_Source records_

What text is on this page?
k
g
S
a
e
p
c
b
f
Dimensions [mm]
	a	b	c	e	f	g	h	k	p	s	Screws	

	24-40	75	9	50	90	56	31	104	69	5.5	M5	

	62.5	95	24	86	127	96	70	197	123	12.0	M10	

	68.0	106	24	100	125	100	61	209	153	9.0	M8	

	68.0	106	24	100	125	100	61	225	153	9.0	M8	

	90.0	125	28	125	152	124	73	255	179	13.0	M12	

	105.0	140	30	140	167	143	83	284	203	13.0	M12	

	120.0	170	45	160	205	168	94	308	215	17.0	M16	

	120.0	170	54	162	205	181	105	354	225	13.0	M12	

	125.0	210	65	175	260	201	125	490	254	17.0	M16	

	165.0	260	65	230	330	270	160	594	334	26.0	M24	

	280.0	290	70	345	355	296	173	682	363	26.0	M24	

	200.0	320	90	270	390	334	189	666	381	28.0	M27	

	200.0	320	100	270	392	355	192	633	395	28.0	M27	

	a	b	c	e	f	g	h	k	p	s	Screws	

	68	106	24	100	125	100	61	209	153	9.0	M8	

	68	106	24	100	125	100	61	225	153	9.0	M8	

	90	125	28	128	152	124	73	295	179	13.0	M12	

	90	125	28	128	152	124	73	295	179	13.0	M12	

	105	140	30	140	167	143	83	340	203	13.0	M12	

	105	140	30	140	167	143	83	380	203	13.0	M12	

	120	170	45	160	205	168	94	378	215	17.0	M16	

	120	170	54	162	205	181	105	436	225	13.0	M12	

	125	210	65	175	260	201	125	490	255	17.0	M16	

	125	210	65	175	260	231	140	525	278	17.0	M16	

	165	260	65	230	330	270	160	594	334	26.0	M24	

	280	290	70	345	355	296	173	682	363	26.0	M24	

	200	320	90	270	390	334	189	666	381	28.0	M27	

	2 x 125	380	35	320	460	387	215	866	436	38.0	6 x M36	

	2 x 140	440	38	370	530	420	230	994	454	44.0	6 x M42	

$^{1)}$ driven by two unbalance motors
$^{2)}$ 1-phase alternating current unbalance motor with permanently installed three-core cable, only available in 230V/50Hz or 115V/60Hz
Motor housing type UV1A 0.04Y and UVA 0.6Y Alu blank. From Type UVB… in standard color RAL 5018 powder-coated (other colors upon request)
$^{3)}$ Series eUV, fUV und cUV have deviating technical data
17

_Short task_
Search the records for the word "unbalance", then list every line that has it.

_Answer to the exercise_
$^{1)}$ driven by two unbalance motors
$^{2)}$ 1-phase alternating current unbalance motor with permanently installed three-core cable, only available in 230V/50Hz or 115V/60Hz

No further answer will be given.